* Begin Supplied data *

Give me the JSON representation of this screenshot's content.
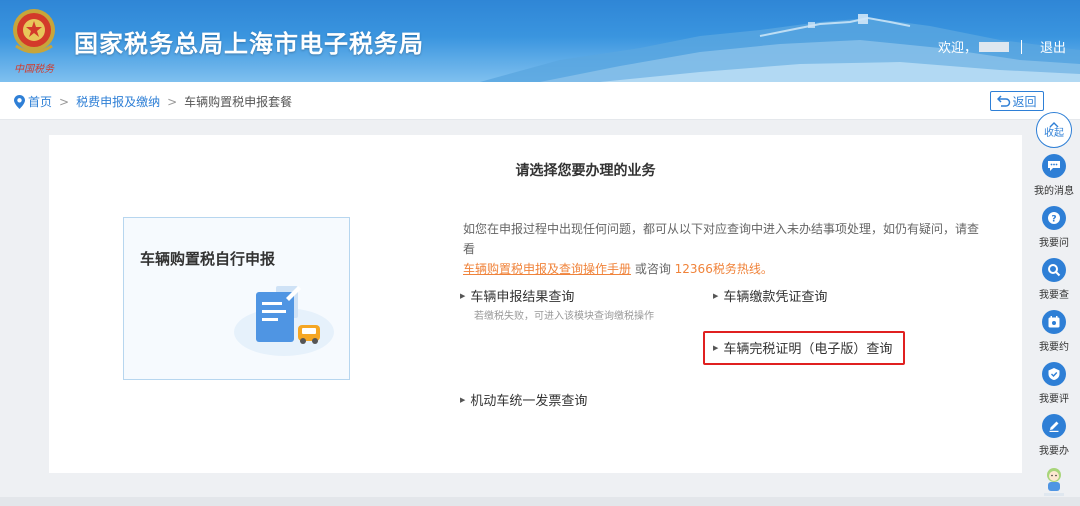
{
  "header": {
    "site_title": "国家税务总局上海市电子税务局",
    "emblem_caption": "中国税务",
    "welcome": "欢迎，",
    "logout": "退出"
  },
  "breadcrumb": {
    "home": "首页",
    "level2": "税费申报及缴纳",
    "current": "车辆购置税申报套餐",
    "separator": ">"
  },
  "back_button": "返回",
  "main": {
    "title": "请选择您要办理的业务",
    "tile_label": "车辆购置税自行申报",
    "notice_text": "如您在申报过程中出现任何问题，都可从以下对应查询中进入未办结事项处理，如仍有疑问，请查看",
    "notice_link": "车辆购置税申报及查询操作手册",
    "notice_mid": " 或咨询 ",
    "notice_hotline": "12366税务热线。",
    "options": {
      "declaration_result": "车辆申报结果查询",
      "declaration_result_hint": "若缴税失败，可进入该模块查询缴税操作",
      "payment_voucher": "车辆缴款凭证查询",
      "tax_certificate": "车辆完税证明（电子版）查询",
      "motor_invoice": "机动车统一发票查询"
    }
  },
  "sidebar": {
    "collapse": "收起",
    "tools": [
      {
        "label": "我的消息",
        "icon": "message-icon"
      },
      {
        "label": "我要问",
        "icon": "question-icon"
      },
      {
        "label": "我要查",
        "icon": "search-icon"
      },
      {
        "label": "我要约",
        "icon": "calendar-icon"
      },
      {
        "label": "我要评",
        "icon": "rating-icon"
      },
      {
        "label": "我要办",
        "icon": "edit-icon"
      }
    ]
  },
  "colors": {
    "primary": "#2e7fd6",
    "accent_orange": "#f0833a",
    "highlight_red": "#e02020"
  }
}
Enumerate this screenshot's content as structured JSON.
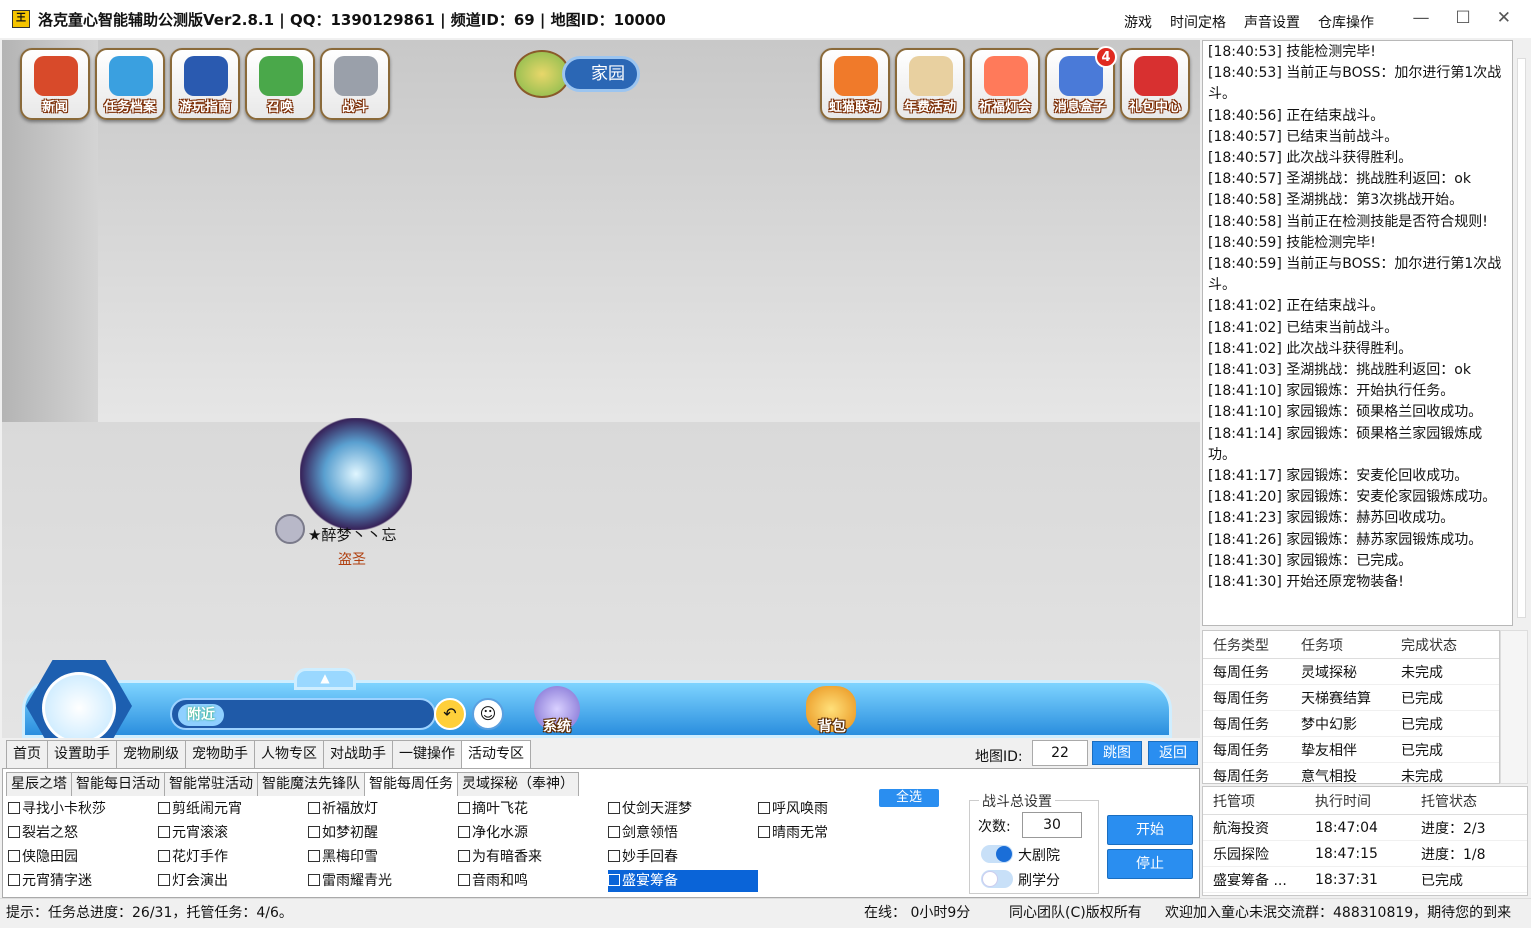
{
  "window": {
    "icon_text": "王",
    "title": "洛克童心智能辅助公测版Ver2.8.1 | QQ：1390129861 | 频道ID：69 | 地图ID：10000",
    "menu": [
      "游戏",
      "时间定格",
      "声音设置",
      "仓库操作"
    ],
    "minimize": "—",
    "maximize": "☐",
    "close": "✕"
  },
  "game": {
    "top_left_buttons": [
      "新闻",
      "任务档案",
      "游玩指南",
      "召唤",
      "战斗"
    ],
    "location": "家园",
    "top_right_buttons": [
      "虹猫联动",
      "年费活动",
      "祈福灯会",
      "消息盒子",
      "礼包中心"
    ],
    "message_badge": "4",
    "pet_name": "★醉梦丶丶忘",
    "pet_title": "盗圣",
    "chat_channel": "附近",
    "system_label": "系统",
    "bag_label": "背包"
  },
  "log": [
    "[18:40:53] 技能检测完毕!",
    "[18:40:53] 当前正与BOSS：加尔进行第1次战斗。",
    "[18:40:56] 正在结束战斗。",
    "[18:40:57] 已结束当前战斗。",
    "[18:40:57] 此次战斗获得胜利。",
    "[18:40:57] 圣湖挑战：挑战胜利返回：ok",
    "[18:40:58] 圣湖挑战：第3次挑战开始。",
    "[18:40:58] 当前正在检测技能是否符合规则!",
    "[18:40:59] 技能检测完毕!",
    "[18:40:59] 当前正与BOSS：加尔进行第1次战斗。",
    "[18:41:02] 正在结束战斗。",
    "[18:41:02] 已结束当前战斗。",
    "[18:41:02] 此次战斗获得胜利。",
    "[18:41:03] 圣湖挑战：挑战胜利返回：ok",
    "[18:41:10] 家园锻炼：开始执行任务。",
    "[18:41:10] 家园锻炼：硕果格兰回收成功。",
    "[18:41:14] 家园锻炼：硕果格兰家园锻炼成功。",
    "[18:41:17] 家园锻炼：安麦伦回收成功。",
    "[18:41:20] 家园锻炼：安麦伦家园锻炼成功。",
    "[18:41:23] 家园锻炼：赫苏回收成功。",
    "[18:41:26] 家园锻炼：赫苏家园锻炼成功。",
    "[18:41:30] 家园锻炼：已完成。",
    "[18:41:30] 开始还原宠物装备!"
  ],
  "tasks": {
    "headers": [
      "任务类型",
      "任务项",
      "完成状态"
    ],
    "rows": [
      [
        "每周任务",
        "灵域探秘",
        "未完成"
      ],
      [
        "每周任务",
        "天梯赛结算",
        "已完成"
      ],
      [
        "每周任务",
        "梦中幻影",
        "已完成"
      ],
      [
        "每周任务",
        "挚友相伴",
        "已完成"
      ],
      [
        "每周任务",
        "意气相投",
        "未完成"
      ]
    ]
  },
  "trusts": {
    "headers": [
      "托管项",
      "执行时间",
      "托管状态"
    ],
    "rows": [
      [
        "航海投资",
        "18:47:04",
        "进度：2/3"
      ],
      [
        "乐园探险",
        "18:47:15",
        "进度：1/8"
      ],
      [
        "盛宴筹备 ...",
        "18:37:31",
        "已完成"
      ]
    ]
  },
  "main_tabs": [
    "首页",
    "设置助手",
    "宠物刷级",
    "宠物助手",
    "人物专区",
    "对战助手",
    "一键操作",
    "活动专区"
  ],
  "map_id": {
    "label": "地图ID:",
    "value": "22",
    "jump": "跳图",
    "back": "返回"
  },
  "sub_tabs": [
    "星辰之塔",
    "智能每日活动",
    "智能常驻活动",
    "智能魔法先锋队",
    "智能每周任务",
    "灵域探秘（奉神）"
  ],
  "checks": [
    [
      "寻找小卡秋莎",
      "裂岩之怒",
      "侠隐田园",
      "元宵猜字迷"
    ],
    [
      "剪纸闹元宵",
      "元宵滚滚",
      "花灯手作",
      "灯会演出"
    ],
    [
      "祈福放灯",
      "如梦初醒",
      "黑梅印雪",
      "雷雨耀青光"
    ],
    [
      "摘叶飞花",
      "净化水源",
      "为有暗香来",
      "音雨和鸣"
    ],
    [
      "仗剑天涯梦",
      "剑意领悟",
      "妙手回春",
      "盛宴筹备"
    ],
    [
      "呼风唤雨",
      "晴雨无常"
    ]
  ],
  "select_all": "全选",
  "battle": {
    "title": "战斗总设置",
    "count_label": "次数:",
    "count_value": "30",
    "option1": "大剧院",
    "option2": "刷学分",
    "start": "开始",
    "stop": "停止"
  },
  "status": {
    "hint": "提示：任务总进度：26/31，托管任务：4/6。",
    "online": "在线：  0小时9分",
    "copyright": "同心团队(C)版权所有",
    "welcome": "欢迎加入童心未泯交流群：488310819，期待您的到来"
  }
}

* End Supplied data *

-- Requirement --
Show the lines where the word "圣湖挑战" appears in the entries.

-- Solution to this problem --
    "[18:40:57] 圣湖挑战：挑战胜利返回：ok",
    "[18:40:58] 圣湖挑战：第3次挑战开始。",
    "[18:41:03] 圣湖挑战：挑战胜利返回：ok",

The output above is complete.